Given exercise> State how many lines of the records contain the string "Potential". Give the number alone.

Record extracts>
........

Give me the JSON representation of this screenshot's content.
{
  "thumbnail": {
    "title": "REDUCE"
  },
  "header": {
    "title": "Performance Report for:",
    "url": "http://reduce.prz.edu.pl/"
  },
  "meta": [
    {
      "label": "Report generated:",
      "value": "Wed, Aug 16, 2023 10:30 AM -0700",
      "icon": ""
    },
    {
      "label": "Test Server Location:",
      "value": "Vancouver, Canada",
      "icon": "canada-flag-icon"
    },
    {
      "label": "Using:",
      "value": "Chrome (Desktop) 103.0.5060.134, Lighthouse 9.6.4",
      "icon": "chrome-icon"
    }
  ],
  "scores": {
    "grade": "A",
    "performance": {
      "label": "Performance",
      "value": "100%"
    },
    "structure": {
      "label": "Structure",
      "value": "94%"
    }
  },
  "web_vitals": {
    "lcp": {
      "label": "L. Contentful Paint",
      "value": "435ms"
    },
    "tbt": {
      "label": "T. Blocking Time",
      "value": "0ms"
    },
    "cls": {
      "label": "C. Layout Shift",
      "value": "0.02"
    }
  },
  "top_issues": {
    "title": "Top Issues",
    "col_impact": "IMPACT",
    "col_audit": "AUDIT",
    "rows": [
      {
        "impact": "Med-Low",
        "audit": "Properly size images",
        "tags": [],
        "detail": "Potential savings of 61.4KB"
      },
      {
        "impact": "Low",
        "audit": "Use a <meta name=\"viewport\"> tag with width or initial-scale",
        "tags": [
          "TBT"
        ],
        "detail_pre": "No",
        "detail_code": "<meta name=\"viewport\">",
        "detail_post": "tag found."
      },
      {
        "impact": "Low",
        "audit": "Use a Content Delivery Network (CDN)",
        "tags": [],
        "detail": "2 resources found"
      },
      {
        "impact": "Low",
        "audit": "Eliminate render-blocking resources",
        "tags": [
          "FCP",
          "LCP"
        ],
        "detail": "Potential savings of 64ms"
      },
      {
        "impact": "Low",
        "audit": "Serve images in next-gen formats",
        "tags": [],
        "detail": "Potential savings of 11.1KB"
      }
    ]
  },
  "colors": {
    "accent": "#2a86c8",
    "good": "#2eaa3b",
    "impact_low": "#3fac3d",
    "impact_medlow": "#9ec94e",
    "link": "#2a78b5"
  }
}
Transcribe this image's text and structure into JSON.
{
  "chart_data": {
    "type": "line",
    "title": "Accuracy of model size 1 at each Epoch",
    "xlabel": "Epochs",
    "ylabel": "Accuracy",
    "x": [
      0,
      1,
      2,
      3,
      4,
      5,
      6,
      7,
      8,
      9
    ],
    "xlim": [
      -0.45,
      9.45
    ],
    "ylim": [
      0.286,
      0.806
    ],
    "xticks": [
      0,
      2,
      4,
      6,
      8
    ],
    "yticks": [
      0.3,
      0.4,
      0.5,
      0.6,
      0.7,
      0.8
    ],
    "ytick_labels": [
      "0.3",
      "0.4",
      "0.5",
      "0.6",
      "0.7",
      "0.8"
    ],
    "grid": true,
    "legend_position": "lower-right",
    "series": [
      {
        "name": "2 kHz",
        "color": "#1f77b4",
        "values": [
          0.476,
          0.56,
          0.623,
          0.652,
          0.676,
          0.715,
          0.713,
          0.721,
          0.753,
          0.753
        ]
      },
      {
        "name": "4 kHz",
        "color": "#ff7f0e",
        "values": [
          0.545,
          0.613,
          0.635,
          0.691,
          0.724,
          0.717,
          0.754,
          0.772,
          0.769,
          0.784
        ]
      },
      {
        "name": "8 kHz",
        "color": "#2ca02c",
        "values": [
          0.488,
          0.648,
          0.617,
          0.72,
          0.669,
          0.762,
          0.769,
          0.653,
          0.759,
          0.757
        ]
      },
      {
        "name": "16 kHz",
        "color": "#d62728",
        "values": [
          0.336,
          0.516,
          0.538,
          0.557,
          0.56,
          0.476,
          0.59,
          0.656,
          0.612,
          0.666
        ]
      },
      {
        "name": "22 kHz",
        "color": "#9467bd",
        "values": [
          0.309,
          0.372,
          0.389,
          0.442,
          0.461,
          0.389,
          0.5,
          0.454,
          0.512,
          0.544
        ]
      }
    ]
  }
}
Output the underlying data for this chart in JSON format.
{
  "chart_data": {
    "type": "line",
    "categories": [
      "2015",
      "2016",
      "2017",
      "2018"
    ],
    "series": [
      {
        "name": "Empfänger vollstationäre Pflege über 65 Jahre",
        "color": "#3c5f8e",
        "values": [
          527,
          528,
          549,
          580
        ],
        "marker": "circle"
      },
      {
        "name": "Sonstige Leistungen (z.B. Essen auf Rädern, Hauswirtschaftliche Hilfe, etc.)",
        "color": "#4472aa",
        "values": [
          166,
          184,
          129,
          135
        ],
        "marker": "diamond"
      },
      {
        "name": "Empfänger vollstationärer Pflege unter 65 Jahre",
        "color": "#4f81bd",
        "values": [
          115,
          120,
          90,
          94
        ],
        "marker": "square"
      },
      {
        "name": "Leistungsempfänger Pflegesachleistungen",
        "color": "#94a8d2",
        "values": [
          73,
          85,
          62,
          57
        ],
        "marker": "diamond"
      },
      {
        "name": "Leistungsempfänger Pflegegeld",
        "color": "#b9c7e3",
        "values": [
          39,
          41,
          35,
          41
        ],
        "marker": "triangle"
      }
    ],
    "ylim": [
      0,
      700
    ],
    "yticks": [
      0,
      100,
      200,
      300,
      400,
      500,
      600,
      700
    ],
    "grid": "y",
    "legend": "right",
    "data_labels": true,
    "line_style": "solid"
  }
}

........

Written response> 3